▸ **Given task**: Single out each line with the word "realizacji" and copy it.

▸ **Data extract**:
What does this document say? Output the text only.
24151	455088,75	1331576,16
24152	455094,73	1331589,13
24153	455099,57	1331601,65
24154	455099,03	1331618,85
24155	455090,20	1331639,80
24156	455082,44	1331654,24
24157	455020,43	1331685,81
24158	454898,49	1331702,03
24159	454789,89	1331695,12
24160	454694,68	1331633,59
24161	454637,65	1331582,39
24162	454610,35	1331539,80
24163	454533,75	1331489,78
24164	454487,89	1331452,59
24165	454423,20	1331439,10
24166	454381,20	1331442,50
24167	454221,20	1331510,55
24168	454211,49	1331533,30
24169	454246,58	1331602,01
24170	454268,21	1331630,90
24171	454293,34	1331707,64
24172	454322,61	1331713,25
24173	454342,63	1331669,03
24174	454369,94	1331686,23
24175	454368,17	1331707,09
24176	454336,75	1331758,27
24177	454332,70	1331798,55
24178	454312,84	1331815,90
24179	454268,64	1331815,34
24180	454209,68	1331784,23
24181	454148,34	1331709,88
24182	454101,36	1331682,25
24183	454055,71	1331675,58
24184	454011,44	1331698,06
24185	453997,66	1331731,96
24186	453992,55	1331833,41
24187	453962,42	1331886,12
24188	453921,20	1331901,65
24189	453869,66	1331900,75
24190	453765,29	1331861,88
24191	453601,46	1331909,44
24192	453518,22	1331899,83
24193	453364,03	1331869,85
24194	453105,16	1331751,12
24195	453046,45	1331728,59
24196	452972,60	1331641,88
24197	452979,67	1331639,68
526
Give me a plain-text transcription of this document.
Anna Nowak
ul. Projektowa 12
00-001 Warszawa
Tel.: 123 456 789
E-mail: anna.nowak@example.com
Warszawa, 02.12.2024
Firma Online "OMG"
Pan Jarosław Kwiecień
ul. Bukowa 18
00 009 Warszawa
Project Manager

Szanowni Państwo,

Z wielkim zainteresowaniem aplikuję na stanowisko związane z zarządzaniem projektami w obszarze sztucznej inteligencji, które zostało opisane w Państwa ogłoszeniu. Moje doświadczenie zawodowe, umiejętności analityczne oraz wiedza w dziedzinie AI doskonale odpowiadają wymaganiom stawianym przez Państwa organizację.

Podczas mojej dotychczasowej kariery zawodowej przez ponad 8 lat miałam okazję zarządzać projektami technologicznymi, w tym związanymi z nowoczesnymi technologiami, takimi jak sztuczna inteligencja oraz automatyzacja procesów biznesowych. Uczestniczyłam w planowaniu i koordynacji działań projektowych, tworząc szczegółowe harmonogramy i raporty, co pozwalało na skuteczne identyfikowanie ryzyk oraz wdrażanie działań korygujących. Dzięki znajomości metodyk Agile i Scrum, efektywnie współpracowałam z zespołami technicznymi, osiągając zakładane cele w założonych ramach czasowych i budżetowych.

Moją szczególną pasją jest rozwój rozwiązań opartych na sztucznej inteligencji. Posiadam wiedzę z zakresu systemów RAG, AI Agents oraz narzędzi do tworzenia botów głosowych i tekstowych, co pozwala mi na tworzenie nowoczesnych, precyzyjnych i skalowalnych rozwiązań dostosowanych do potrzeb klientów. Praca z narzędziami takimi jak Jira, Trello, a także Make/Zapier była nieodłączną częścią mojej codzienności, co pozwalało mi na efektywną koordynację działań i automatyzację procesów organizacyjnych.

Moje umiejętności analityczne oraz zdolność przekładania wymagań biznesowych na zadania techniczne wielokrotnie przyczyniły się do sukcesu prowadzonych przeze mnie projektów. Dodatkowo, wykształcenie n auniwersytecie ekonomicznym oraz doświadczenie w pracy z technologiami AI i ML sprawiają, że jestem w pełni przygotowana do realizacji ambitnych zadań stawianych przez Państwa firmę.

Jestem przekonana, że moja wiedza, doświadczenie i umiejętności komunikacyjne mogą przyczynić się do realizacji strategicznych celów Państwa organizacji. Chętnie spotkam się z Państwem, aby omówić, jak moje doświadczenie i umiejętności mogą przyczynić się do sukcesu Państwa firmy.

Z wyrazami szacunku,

▸ **Solution to this problem**:
Moje umiejętności analityczne oraz zdolność przekładania wymagań biznesowych na zadania techniczne wielokrotnie przyczyniły się do sukcesu prowadzonych przeze mnie projektów. Dodatkowo, wykształcenie n auniwersytecie ekonomicznym oraz doświadczenie w pracy z technologiami AI i ML sprawiają, że jestem w pełni przygotowana do realizacji ambitnych zadań stawianych przez Państwa firmę.
Jestem przekonana, że moja wiedza, doświadczenie i umiejętności komunikacyjne mogą przyczynić się do realizacji strategicznych celów Państwa organizacji. Chętnie spotkam się z Państwem, aby omówić, jak moje doświadczenie i umiejętności mogą przyczynić się do sukcesu Państwa firmy.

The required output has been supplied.